The exercise:
Copy out all lines where "amount" appears.

[Records from a data collection]

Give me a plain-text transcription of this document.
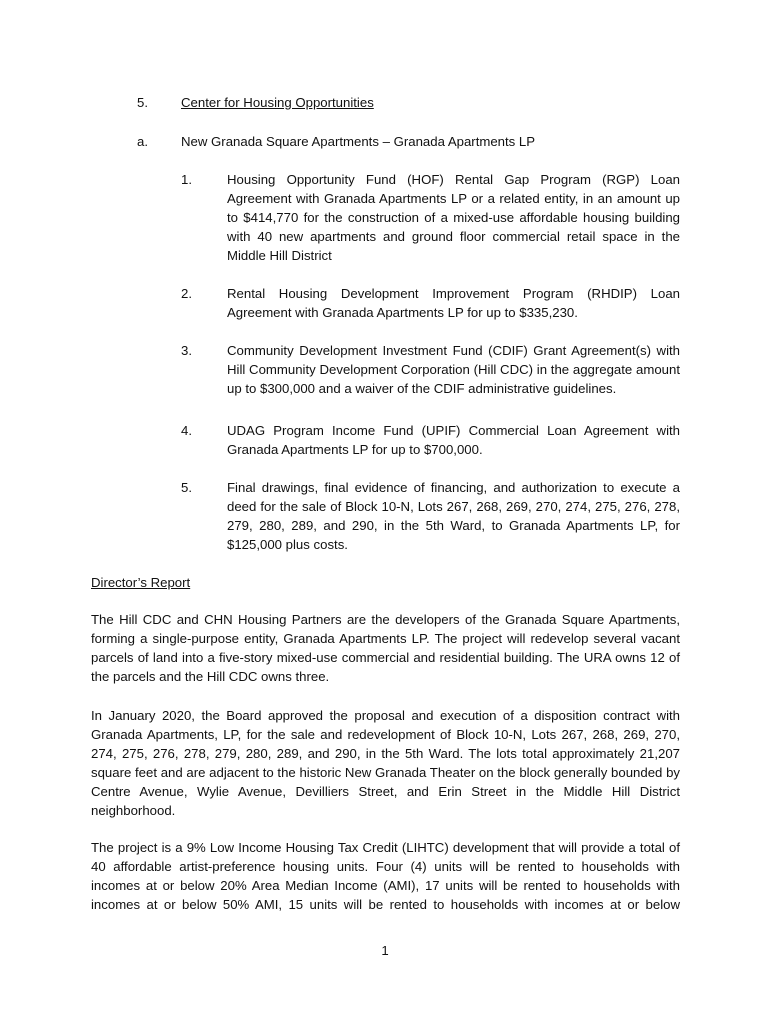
5.	Center for Housing Opportunities
a.	New Granada Square Apartments – Granada Apartments LP
1.	Housing Opportunity Fund (HOF) Rental Gap Program (RGP) Loan Agreement with Granada Apartments LP or a related entity, in an amount up to $414,770 for the construction of a mixed-use affordable housing building with 40 new apartments and ground floor commercial retail space in the Middle Hill District
2.	Rental Housing Development Improvement Program (RHDIP) Loan Agreement with Granada Apartments LP for up to $335,230.
3.	Community Development Investment Fund (CDIF) Grant Agreement(s) with Hill Community Development Corporation (Hill CDC) in the aggregate amount up to $300,000 and a waiver of the CDIF administrative guidelines.
4.	UDAG Program Income Fund (UPIF) Commercial Loan Agreement with Granada Apartments LP for up to $700,000.
5.	Final drawings, final evidence of financing, and authorization to execute a deed for the sale of Block 10-N, Lots 267, 268, 269, 270, 274, 275, 276, 278, 279, 280, 289, and 290, in the 5th Ward, to Granada Apartments LP, for $125,000 plus costs.
Director’s Report
The Hill CDC and CHN Housing Partners are the developers of the Granada Square Apartments, forming a single-purpose entity, Granada Apartments LP. The project will redevelop several vacant parcels of land into a five-story mixed-use commercial and residential building. The URA owns 12 of the parcels and the Hill CDC owns three.
In January 2020, the Board approved the proposal and execution of a disposition contract with Granada Apartments, LP, for the sale and redevelopment of Block 10-N, Lots 267, 268, 269, 270, 274, 275, 276, 278, 279, 280, 289, and 290, in the 5th Ward. The lots total approximately 21,207 square feet and are adjacent to the historic New Granada Theater on the block generally bounded by Centre Avenue, Wylie Avenue, Devilliers Street, and Erin Street in the Middle Hill District neighborhood.
The project is a 9% Low Income Housing Tax Credit (LIHTC) development that will provide a total of 40 affordable artist-preference housing units. Four (4) units will be rented to households with incomes at or below 20% Area Median Income (AMI), 17 units will be rented to households with incomes at or below 50% AMI, 15 units will be rented to households with incomes at or below
1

Answer to the problem:
1.	Housing Opportunity Fund (HOF) Rental Gap Program (RGP) Loan Agreement with Granada Apartments LP or a related entity, in an amount up to $414,770 for the construction of a mixed-use affordable housing building with 40 new apartments and ground floor commercial retail space in the Middle Hill District
3.	Community Development Investment Fund (CDIF) Grant Agreement(s) with Hill Community Development Corporation (Hill CDC) in the aggregate amount up to $300,000 and a waiver of the CDIF administrative guidelines.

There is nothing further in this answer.